--- start ---
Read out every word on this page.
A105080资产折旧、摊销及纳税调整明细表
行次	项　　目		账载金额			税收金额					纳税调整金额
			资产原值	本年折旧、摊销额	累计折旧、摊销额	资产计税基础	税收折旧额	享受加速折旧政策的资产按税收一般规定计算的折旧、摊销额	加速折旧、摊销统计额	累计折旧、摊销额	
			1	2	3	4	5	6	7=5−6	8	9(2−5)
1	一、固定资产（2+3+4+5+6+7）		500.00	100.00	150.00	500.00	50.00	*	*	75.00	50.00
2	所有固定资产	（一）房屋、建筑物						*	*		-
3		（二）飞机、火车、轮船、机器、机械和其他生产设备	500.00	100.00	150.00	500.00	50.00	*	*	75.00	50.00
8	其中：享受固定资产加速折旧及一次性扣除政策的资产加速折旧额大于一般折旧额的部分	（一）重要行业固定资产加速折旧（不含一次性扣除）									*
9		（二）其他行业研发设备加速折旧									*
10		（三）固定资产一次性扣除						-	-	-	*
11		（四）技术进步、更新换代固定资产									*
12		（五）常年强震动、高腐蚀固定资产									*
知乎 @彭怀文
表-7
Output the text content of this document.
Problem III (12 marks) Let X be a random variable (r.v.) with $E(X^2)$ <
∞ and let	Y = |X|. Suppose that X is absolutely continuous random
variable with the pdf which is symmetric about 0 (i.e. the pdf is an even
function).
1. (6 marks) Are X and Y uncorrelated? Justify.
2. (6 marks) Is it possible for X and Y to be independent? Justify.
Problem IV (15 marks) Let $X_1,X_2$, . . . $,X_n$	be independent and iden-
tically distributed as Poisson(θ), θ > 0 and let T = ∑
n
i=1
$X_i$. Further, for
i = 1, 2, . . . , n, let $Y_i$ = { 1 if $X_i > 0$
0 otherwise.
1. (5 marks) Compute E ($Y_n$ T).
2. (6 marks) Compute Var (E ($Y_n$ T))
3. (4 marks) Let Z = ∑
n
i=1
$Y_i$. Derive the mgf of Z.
--- end ---
▶ PROBLEM STATEMENT: In the lines above, locate the string "variable". Copy every line where it occurs.

▶ EXPECTED ANSWER:
Problem III (12 marks) Let X be a random variable (r.v.) with $E(X^2)$ <
variable with the pdf which is symmetric about 0 (i.e. the pdf is an even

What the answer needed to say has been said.